[Records that describe figures]
= = = =
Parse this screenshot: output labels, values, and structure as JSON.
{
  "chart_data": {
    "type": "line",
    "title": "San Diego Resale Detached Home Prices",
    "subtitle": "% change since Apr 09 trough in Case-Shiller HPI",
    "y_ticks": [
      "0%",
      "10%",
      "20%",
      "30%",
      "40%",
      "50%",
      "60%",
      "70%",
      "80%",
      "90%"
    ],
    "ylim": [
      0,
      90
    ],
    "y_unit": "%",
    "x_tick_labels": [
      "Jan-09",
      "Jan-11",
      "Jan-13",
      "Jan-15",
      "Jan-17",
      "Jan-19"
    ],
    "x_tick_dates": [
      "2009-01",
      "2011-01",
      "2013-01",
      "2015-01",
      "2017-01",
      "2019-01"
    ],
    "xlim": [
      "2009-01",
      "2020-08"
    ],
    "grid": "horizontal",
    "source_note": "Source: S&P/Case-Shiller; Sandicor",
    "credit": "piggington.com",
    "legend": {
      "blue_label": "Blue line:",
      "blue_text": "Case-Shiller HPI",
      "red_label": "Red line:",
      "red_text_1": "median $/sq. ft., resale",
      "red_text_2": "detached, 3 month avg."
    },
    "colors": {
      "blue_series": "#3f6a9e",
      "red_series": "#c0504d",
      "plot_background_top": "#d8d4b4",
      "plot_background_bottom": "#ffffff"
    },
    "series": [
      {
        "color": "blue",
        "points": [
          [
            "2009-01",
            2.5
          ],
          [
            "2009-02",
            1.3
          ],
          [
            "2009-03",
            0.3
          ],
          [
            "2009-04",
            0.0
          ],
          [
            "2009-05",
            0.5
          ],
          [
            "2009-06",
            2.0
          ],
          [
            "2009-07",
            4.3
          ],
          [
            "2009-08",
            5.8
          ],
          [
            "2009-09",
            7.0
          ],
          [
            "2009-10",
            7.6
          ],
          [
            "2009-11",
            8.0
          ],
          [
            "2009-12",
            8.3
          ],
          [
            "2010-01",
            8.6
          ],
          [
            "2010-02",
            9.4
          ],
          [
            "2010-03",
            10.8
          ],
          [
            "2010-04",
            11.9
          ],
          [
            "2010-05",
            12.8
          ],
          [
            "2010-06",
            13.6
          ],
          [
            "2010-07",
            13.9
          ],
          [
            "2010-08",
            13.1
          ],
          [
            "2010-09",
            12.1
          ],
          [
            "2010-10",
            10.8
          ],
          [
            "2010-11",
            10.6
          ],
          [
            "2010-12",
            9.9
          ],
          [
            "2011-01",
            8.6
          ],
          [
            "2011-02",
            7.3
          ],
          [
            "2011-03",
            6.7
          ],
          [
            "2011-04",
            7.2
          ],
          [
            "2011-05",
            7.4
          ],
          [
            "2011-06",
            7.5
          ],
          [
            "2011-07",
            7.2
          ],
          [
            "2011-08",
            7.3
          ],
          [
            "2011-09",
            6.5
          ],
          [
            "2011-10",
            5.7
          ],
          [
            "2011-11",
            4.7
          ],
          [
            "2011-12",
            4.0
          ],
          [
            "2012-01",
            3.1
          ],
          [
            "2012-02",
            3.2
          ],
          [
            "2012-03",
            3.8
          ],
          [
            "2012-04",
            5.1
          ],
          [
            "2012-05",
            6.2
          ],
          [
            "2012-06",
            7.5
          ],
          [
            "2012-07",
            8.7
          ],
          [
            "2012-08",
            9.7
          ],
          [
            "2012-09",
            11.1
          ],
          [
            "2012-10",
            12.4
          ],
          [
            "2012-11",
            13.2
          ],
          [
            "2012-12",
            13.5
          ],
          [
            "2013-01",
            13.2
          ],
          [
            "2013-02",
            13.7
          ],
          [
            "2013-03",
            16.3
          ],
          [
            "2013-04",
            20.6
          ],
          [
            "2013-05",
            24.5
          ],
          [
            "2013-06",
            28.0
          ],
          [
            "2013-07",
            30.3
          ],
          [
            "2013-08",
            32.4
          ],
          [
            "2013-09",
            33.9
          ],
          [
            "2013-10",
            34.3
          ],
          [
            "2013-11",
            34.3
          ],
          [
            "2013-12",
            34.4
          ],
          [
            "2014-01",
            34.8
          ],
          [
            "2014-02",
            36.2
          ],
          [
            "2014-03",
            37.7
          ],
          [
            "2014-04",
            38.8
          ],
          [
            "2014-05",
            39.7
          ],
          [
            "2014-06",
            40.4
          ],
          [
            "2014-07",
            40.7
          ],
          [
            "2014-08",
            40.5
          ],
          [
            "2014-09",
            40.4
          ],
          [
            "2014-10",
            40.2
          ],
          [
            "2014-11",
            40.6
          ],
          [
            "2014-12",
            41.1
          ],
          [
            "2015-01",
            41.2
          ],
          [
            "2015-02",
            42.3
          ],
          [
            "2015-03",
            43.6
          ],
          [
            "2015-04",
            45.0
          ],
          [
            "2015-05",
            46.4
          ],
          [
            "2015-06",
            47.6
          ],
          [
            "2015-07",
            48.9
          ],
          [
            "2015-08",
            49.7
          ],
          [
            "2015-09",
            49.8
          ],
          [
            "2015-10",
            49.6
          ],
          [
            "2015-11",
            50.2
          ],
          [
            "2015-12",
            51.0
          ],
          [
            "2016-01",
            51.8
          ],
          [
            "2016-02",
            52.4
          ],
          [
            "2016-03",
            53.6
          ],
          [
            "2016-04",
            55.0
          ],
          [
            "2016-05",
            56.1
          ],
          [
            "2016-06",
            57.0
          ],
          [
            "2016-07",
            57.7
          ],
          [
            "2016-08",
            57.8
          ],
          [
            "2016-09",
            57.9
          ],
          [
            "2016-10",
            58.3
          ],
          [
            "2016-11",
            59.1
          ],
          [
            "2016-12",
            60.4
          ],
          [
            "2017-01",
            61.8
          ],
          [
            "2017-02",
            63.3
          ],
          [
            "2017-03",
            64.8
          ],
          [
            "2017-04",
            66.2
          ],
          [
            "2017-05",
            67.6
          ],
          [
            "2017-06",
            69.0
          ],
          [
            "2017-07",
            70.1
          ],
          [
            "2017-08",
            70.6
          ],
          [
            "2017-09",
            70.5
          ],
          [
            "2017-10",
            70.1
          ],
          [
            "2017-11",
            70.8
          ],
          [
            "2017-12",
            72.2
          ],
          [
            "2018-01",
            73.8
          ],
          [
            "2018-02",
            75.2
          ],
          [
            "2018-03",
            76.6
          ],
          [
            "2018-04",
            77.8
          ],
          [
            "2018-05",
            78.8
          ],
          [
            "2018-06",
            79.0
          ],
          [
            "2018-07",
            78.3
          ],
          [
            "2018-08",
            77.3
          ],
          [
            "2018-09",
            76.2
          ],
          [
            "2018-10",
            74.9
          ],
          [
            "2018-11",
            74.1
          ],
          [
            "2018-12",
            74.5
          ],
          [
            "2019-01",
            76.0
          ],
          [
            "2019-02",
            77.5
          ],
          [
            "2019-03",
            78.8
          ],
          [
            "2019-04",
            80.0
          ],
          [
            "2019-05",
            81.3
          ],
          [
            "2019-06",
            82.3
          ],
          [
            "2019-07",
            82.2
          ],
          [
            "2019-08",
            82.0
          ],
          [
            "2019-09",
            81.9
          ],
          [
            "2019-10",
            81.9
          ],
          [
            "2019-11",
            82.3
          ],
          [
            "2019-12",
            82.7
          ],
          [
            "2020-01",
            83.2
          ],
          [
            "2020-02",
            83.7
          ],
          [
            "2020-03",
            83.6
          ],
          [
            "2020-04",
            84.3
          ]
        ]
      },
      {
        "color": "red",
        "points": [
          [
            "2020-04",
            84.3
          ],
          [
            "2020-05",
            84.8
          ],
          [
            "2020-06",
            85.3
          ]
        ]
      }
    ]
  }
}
= = = =
GOAL — Your task is to output all of the data above word for word.

TASK OUTPUT —
Parse this screenshot: output labels, values, and structure as JSON.
{
  "chart_data": {
    "type": "line",
    "title": "San Diego Resale Detached Home Prices",
    "subtitle": "% change since Apr 09 trough in Case-Shiller HPI",
    "y_ticks": [
      "0%",
      "10%",
      "20%",
      "30%",
      "40%",
      "50%",
      "60%",
      "70%",
      "80%",
      "90%"
    ],
    "ylim": [
      0,
      90
    ],
    "y_unit": "%",
    "x_tick_labels": [
      "Jan-09",
      "Jan-11",
      "Jan-13",
      "Jan-15",
      "Jan-17",
      "Jan-19"
    ],
    "x_tick_dates": [
      "2009-01",
      "2011-01",
      "2013-01",
      "2015-01",
      "2017-01",
      "2019-01"
    ],
    "xlim": [
      "2009-01",
      "2020-08"
    ],
    "grid": "horizontal",
    "source_note": "Source: S&P/Case-Shiller; Sandicor",
    "credit": "piggington.com",
    "legend": {
      "blue_label": "Blue line:",
      "blue_text": "Case-Shiller HPI",
      "red_label": "Red line:",
      "red_text_1": "median $/sq. ft., resale",
      "red_text_2": "detached, 3 month avg."
    },
    "colors": {
      "blue_series": "#3f6a9e",
      "red_series": "#c0504d",
      "plot_background_top": "#d8d4b4",
      "plot_background_bottom": "#ffffff"
    },
    "series": [
      {
        "color": "blue",
        "points": [
          [
            "2009-01",
            2.5
          ],
          [
            "2009-02",
            1.3
          ],
          [
            "2009-03",
            0.3
          ],
          [
            "2009-04",
            0.0
          ],
          [
            "2009-05",
            0.5
          ],
          [
            "2009-06",
            2.0
          ],
          [
            "2009-07",
            4.3
          ],
          [
            "2009-08",
            5.8
          ],
          [
            "2009-09",
            7.0
          ],
          [
            "2009-10",
            7.6
          ],
          [
            "2009-11",
            8.0
          ],
          [
            "2009-12",
            8.3
          ],
          [
            "2010-01",
            8.6
          ],
          [
            "2010-02",
            9.4
          ],
          [
            "2010-03",
            10.8
          ],
          [
            "2010-04",
            11.9
          ],
          [
            "2010-05",
            12.8
          ],
          [
            "2010-06",
            13.6
          ],
          [
            "2010-07",
            13.9
          ],
          [
            "2010-08",
            13.1
          ],
          [
            "2010-09",
            12.1
          ],
          [
            "2010-10",
            10.8
          ],
          [
            "2010-11",
            10.6
          ],
          [
            "2010-12",
            9.9
          ],
          [
            "2011-01",
            8.6
          ],
          [
            "2011-02",
            7.3
          ],
          [
            "2011-03",
            6.7
          ],
          [
            "2011-04",
            7.2
          ],
          [
            "2011-05",
            7.4
          ],
          [
            "2011-06",
            7.5
          ],
          [
            "2011-07",
            7.2
          ],
          [
            "2011-08",
            7.3
          ],
          [
            "2011-09",
            6.5
          ],
          [
            "2011-10",
            5.7
          ],
          [
            "2011-11",
            4.7
          ],
          [
            "2011-12",
            4.0
          ],
          [
            "2012-01",
            3.1
          ],
          [
            "2012-02",
            3.2
          ],
          [
            "2012-03",
            3.8
          ],
          [
            "2012-04",
            5.1
          ],
          [
            "2012-05",
            6.2
          ],
          [
            "2012-06",
            7.5
          ],
          [
            "2012-07",
            8.7
          ],
          [
            "2012-08",
            9.7
          ],
          [
            "2012-09",
            11.1
          ],
          [
            "2012-10",
            12.4
          ],
          [
            "2012-11",
            13.2
          ],
          [
            "2012-12",
            13.5
          ],
          [
            "2013-01",
            13.2
          ],
          [
            "2013-02",
            13.7
          ],
          [
            "2013-03",
            16.3
          ],
          [
            "2013-04",
            20.6
          ],
          [
            "2013-05",
            24.5
          ],
          [
            "2013-06",
            28.0
          ],
          [
            "2013-07",
            30.3
          ],
          [
            "2013-08",
            32.4
          ],
          [
            "2013-09",
            33.9
          ],
          [
            "2013-10",
            34.3
          ],
          [
            "2013-11",
            34.3
          ],
          [
            "2013-12",
            34.4
          ],
          [
            "2014-01",
            34.8
          ],
          [
            "2014-02",
            36.2
          ],
          [
            "2014-03",
            37.7
          ],
          [
            "2014-04",
            38.8
          ],
          [
            "2014-05",
            39.7
          ],
          [
            "2014-06",
            40.4
          ],
          [
            "2014-07",
            40.7
          ],
          [
            "2014-08",
            40.5
          ],
          [
            "2014-09",
            40.4
          ],
          [
            "2014-10",
            40.2
          ],
          [
            "2014-11",
            40.6
          ],
          [
            "2014-12",
            41.1
          ],
          [
            "2015-01",
            41.2
          ],
          [
            "2015-02",
            42.3
          ],
          [
            "2015-03",
            43.6
          ],
          [
            "2015-04",
            45.0
          ],
          [
            "2015-05",
            46.4
          ],
          [
            "2015-06",
            47.6
          ],
          [
            "2015-07",
            48.9
          ],
          [
            "2015-08",
            49.7
          ],
          [
            "2015-09",
            49.8
          ],
          [
            "2015-10",
            49.6
          ],
          [
            "2015-11",
            50.2
          ],
          [
            "2015-12",
            51.0
          ],
          [
            "2016-01",
            51.8
          ],
          [
            "2016-02",
            52.4
          ],
          [
            "2016-03",
            53.6
          ],
          [
            "2016-04",
            55.0
          ],
          [
            "2016-05",
            56.1
          ],
          [
            "2016-06",
            57.0
          ],
          [
            "2016-07",
            57.7
          ],
          [
            "2016-08",
            57.8
          ],
          [
            "2016-09",
            57.9
          ],
          [
            "2016-10",
            58.3
          ],
          [
            "2016-11",
            59.1
          ],
          [
            "2016-12",
            60.4
          ],
          [
            "2017-01",
            61.8
          ],
          [
            "2017-02",
            63.3
          ],
          [
            "2017-03",
            64.8
          ],
          [
            "2017-04",
            66.2
          ],
          [
            "2017-05",
            67.6
          ],
          [
            "2017-06",
            69.0
          ],
          [
            "2017-07",
            70.1
          ],
          [
            "2017-08",
            70.6
          ],
          [
            "2017-09",
            70.5
          ],
          [
            "2017-10",
            70.1
          ],
          [
            "2017-11",
            70.8
          ],
          [
            "2017-12",
            72.2
          ],
          [
            "2018-01",
            73.8
          ],
          [
            "2018-02",
            75.2
          ],
          [
            "2018-03",
            76.6
          ],
          [
            "2018-04",
            77.8
          ],
          [
            "2018-05",
            78.8
          ],
          [
            "2018-06",
            79.0
          ],
          [
            "2018-07",
            78.3
          ],
          [
            "2018-08",
            77.3
          ],
          [
            "2018-09",
            76.2
          ],
          [
            "2018-10",
            74.9
          ],
          [
            "2018-11",
            74.1
          ],
          [
            "2018-12",
            74.5
          ],
          [
            "2019-01",
            76.0
          ],
          [
            "2019-02",
            77.5
          ],
          [
            "2019-03",
            78.8
          ],
          [
            "2019-04",
            80.0
          ],
          [
            "2019-05",
            81.3
          ],
          [
            "2019-06",
            82.3
          ],
          [
            "2019-07",
            82.2
          ],
          [
            "2019-08",
            82.0
          ],
          [
            "2019-09",
            81.9
          ],
          [
            "2019-10",
            81.9
          ],
          [
            "2019-11",
            82.3
          ],
          [
            "2019-12",
            82.7
          ],
          [
            "2020-01",
            83.2
          ],
          [
            "2020-02",
            83.7
          ],
          [
            "2020-03",
            83.6
          ],
          [
            "2020-04",
            84.3
          ]
        ]
      },
      {
        "color": "red",
        "points": [
          [
            "2020-04",
            84.3
          ],
          [
            "2020-05",
            84.8
          ],
          [
            "2020-06",
            85.3
          ]
        ]
      }
    ]
  }
}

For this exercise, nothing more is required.